> _TEXTO DE LEITURA_:
-----
Ou seja, culpa da vítima: o pobre era pobre porque queria.
Condenar quem se deu mal sempre foi uma prática habitual na história da humanidade. Há uma abundância de bons exemplos no Antigo Testamento, que bota catástrofes naturais e tragédias de todo tipo na conta das vítimas pecadoras. Embora o feminismo tenha se apropriado do termo para falar de abusos e estupros, a culpabilização ainda aparece em uma série de outras situações.
Depois de qualquer ataque terrorista, por exemplo, líderes do mundo inteiro passam a exigir que a entrada de refugiados em seus países seja suspensa. Na prática, estão fazendo o quê? Jogando a culpa sobre as maiores vítimas do terrorismo: gente sem casa, sem comida e sem dignidade que se vê comparada, por esses líderes, aos assassinos de suas próprias famílias.
O mesmo ocorre quando alguém é assassinado na periferia e a imprensa ressalta que o sujeito "tinha antecedentes criminais". Nem sabemos por que o coitado foi morto, mas já damos um jeito de culpar o defunto. Nos diálogos do dia a dia, em especial nos posts enfurecidos das redes sociais, a culpabilização da vítima se manifesta o tempo todo:
– Bateu panela contra a Dilma e agora quer reclamar? Não mesmo, a culpa é sua!
-----
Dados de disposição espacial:
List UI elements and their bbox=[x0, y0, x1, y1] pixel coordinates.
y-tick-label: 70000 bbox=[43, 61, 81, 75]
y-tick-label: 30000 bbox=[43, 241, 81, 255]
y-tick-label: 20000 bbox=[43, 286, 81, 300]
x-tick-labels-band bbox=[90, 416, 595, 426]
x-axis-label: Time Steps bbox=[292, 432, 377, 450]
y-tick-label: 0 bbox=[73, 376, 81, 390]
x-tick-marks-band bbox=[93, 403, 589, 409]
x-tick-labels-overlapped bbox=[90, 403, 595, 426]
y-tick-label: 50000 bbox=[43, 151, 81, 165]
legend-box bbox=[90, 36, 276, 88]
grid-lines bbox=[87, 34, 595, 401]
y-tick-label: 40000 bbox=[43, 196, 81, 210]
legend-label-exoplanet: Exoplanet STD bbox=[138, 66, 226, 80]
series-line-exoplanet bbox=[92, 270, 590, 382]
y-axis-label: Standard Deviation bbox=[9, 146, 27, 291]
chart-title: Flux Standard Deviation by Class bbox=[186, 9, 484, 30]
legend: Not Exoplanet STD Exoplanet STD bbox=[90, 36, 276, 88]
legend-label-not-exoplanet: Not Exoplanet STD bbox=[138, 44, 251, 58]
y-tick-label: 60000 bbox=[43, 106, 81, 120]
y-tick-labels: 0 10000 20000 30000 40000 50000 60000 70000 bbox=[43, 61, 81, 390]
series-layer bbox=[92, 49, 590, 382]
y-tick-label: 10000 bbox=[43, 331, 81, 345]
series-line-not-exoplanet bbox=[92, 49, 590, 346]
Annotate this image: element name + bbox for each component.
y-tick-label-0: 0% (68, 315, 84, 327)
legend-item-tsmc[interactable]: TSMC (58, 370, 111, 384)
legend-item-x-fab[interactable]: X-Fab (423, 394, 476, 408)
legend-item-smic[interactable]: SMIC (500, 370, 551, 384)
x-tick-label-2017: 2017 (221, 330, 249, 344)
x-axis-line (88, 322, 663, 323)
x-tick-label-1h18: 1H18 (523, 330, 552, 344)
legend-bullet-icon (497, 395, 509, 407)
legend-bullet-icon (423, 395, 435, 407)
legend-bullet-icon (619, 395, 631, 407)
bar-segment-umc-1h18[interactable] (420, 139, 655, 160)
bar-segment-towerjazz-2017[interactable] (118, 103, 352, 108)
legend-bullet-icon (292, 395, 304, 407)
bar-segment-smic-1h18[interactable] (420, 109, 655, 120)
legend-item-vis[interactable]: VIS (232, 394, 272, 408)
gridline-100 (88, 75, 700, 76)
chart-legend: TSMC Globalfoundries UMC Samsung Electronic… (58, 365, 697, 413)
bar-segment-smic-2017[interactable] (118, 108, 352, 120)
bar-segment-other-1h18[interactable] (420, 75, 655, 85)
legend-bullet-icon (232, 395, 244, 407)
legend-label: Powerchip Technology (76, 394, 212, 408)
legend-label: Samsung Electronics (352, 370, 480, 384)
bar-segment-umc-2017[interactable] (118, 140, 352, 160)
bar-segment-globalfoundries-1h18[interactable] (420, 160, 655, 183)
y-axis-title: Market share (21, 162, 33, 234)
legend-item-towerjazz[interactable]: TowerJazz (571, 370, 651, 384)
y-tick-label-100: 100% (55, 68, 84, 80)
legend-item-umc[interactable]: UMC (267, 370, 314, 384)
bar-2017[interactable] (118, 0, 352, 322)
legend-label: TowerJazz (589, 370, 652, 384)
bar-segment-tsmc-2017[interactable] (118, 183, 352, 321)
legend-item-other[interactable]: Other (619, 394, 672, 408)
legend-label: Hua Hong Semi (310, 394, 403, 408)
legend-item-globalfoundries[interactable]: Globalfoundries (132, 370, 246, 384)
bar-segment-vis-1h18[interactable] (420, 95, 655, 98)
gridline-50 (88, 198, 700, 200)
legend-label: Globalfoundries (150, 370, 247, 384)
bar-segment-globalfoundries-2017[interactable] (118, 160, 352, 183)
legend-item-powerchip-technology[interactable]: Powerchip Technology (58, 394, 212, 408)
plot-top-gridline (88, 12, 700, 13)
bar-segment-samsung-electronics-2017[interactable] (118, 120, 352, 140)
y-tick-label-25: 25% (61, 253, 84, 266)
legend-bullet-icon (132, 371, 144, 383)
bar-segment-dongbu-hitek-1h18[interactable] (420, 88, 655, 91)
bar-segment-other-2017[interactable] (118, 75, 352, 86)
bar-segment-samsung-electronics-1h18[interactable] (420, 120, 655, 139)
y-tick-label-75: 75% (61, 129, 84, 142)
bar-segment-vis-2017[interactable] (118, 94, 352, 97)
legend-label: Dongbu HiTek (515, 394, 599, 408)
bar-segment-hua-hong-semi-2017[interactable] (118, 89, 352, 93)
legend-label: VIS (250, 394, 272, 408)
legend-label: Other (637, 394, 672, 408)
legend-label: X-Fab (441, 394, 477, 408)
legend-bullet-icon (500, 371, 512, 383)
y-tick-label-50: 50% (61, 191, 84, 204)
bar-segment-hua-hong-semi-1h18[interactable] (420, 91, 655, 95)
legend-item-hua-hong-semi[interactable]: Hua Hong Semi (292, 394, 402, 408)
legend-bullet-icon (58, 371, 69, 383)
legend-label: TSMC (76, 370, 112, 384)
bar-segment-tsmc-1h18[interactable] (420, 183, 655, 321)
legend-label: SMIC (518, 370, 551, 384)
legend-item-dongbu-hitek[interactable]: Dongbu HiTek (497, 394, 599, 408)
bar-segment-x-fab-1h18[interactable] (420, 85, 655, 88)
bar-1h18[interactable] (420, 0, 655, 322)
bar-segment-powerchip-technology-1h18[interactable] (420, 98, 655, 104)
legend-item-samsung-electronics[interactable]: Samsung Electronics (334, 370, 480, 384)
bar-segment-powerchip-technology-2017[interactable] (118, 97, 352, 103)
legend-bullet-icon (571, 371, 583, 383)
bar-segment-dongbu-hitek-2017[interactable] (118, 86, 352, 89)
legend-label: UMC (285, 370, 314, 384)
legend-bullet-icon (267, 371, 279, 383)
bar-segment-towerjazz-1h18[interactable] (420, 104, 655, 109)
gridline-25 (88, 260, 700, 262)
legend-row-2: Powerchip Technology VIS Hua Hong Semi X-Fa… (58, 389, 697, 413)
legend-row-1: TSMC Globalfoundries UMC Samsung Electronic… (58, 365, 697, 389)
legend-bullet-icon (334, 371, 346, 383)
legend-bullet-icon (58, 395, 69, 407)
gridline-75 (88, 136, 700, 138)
-----
> _LISTA DE EXERCÍCIOS_:
A. Reproduza, sem nenhuma alteração, o trecho do texto sobre a culpabilização da vítima que vai de "Condenar quem se" até "suas próprias famílias.", incluindo essas duas passagens.
B. No texto sobre a culpabilização da vítima, liste todas as coisas que faltam às pessoas descritas como as maiores vítimas do terrorismo.

> _RESOLUÇÃO DOS EXERCÍCIOS_:
A.
Condenar quem se deu mal sempre foi uma prática habitual na história da humanidade. Há uma abundância de bons exemplos no Antigo Testamento, que bota catástrofes naturais e tragédias de todo tipo na conta das vítimas pecadoras. Embora o feminismo tenha se apropriado do termo para falar de abusos e estupros, a culpabilização ainda aparece em uma série de outras situações.
Depois de qualquer ataque terrorista, por exemplo, líderes do mundo inteiro passam a exigir que a entrada de refugiados em seus países seja suspensa. Na prática, estão fazendo o quê? Jogando a culpa sobre as maiores vítimas do terrorismo: gente sem casa, sem comida e sem dignidade que se vê comparada, por esses líderes, aos assassinos de suas próprias famílias.

B.
- casa
- comida
- dignidade